--- Figure dataset records ---

· · ·

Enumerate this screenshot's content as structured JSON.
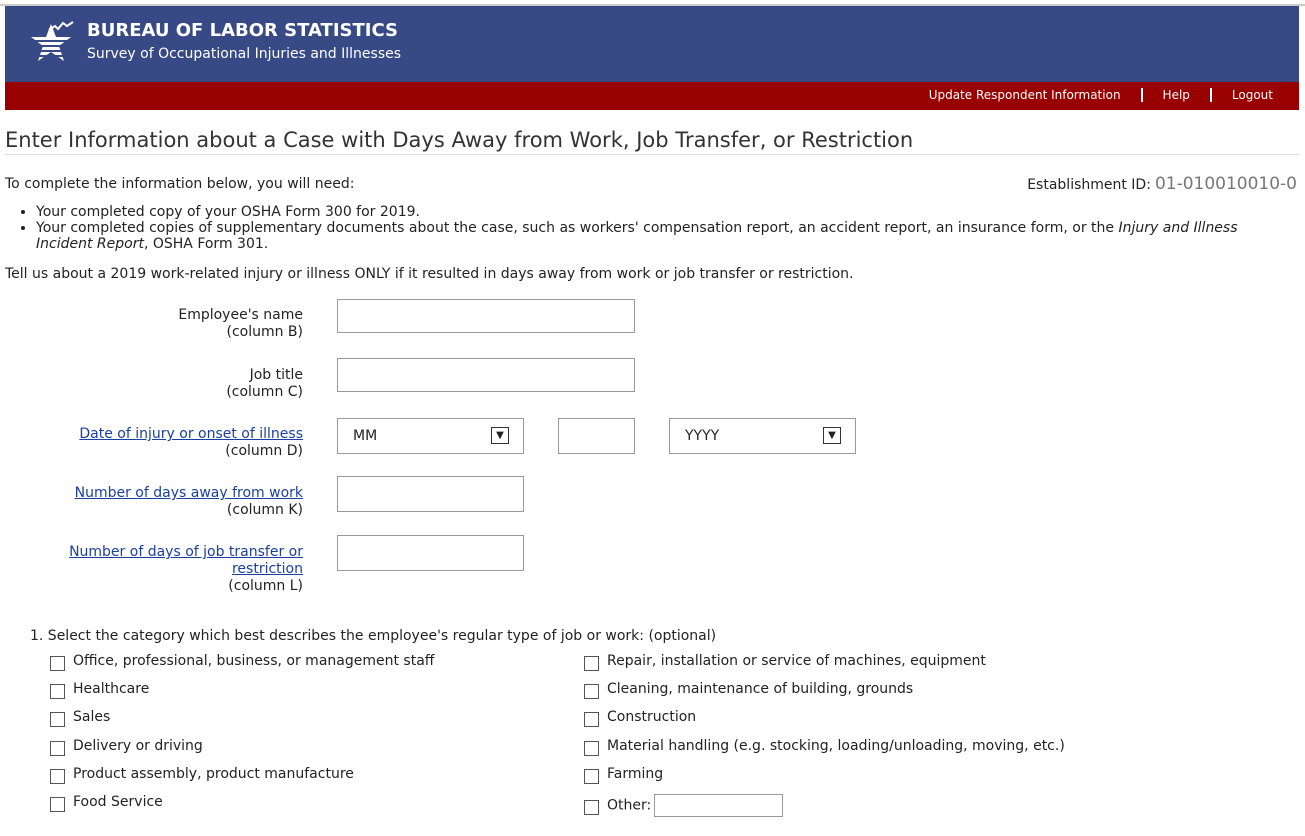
{
  "header": {
    "title": "BUREAU OF LABOR STATISTICS",
    "subtitle": "Survey of Occupational Injuries and Illnesses",
    "colors": {
      "banner": "#374a86",
      "nav_bar": "#990000"
    }
  },
  "nav": [
    "Update Respondent Information",
    "Help",
    "Logout"
  ],
  "page_title": "Enter Information about a Case with Days Away from Work, Job Transfer, or Restriction",
  "intro": "To complete the information below, you will need:",
  "establishment": {
    "label": "Establishment ID:",
    "value": "01-010010010-0"
  },
  "bullets": {
    "b1": "Your completed copy of your OSHA Form 300 for 2019.",
    "b2_pre": "Your completed copies of supplementary documents about the case, such as workers' compensation report, an accident report, an insurance form, or the ",
    "b2_em": "Injury and Illness Incident Report",
    "b2_post": ", OSHA Form 301."
  },
  "note": "Tell us about a 2019 work-related injury or illness ONLY if it resulted in days away from work or job transfer or restriction.",
  "fields": [
    {
      "label": "Employee's name",
      "sub": "(column B)",
      "value": ""
    },
    {
      "label": "Job title",
      "sub": "(column C)",
      "value": ""
    },
    {
      "label": "Date of injury or onset of illness",
      "sub": "(column D)",
      "month": "MM",
      "day": "",
      "year": "YYYY"
    },
    {
      "label": "Number of days away from work",
      "sub": "(column K)",
      "value": ""
    },
    {
      "label": "Number of days of job transfer or restriction",
      "sub": "(column L)",
      "value": ""
    }
  ],
  "question": "1.  Select the category which best describes the employee's regular type of job or work: (optional)",
  "left_options": [
    "Office, professional, business, or management staff",
    "Healthcare",
    "Sales",
    "Delivery or driving",
    "Product assembly, product manufacture",
    "Food Service"
  ],
  "right_options": [
    "Repair, installation or service of machines, equipment",
    "Cleaning, maintenance of building, grounds",
    "Construction",
    "Material handling (e.g. stocking, loading/unloading, moving, etc.)",
    "Farming",
    "Other:"
  ]
}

· · ·

--- DIRECTION ---
Only a number is wanted: how many lines of the material above hold "OSHA"?

--- SOLVED PROBLEM ---
2